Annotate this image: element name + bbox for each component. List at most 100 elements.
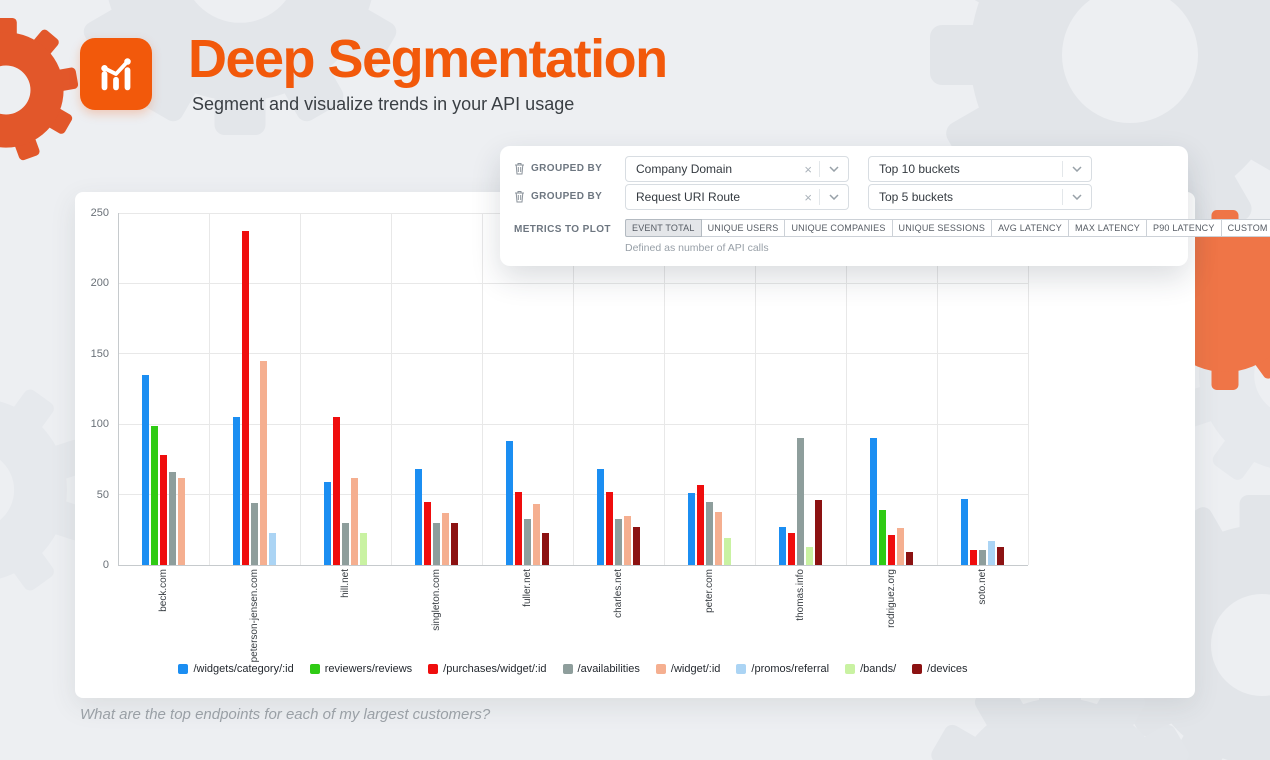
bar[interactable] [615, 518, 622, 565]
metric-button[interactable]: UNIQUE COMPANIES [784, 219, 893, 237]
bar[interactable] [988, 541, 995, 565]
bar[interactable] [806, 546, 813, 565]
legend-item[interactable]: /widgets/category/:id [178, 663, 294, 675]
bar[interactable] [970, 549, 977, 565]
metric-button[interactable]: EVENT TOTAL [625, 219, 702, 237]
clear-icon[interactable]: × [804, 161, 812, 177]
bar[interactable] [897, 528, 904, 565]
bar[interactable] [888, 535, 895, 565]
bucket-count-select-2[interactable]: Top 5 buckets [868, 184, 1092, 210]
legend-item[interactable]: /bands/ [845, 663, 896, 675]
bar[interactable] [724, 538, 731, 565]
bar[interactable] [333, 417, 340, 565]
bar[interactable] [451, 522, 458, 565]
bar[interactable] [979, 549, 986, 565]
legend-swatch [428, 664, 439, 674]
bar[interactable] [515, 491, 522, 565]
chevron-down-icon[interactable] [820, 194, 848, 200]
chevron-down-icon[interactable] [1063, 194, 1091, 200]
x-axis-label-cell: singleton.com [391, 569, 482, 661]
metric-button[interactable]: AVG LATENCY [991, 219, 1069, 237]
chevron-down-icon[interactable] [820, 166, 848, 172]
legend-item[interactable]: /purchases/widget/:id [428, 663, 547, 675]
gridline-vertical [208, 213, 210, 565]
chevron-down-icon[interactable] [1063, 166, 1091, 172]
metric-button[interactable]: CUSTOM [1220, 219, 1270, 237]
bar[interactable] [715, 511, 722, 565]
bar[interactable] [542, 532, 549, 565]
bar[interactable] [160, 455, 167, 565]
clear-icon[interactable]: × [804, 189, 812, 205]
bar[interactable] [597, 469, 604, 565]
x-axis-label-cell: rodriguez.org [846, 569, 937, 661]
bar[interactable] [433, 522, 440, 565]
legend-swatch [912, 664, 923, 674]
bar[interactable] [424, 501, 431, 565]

━━━━━━━━━━━━━━━━━━━━

= EXERCISE DIRECTIONS =
How many lines in the listing contain the string "axis", matching case exactly? Give only the number.

= EXERCISE SOLUTION =
2